#### Written exercise
Could you transcribe the material below exactly, without leaving out a single line?

Stored data entries
-------

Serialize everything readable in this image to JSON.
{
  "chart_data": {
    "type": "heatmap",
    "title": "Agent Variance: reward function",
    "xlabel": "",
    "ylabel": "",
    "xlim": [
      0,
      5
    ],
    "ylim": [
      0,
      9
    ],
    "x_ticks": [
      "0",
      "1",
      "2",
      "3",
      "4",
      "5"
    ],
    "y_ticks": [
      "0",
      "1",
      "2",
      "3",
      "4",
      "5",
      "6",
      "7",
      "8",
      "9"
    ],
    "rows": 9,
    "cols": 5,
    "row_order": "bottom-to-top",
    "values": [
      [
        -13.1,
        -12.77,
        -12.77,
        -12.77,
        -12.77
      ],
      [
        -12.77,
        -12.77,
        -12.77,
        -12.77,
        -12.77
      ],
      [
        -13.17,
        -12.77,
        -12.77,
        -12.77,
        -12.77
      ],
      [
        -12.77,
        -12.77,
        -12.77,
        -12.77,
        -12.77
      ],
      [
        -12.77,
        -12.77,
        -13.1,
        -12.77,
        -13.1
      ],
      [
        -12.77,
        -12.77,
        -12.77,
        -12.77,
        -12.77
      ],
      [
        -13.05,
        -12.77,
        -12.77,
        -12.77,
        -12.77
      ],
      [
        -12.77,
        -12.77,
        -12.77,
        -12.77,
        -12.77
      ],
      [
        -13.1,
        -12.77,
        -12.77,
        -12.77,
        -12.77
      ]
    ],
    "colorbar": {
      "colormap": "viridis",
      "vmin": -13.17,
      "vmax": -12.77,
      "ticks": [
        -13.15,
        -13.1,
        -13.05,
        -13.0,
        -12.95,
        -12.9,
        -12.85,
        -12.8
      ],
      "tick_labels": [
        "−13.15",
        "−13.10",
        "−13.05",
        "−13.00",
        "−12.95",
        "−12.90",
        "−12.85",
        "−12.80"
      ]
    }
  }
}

-------

#### Task solution
Serialize everything readable in this image to JSON.
{
  "chart_data": {
    "type": "heatmap",
    "title": "Agent Variance: reward function",
    "xlabel": "",
    "ylabel": "",
    "xlim": [
      0,
      5
    ],
    "ylim": [
      0,
      9
    ],
    "x_ticks": [
      "0",
      "1",
      "2",
      "3",
      "4",
      "5"
    ],
    "y_ticks": [
      "0",
      "1",
      "2",
      "3",
      "4",
      "5",
      "6",
      "7",
      "8",
      "9"
    ],
    "rows": 9,
    "cols": 5,
    "row_order": "bottom-to-top",
    "values": [
      [
        -13.1,
        -12.77,
        -12.77,
        -12.77,
        -12.77
      ],
      [
        -12.77,
        -12.77,
        -12.77,
        -12.77,
        -12.77
      ],
      [
        -13.17,
        -12.77,
        -12.77,
        -12.77,
        -12.77
      ],
      [
        -12.77,
        -12.77,
        -12.77,
        -12.77,
        -12.77
      ],
      [
        -12.77,
        -12.77,
        -13.1,
        -12.77,
        -13.1
      ],
      [
        -12.77,
        -12.77,
        -12.77,
        -12.77,
        -12.77
      ],
      [
        -13.05,
        -12.77,
        -12.77,
        -12.77,
        -12.77
      ],
      [
        -12.77,
        -12.77,
        -12.77,
        -12.77,
        -12.77
      ],
      [
        -13.1,
        -12.77,
        -12.77,
        -12.77,
        -12.77
      ]
    ],
    "colorbar": {
      "colormap": "viridis",
      "vmin": -13.17,
      "vmax": -12.77,
      "ticks": [
        -13.15,
        -13.1,
        -13.05,
        -13.0,
        -12.95,
        -12.9,
        -12.85,
        -12.8
      ],
      "tick_labels": [
        "−13.15",
        "−13.10",
        "−13.05",
        "−13.00",
        "−12.95",
        "−12.90",
        "−12.85",
        "−12.80"
      ]
    }
  }
}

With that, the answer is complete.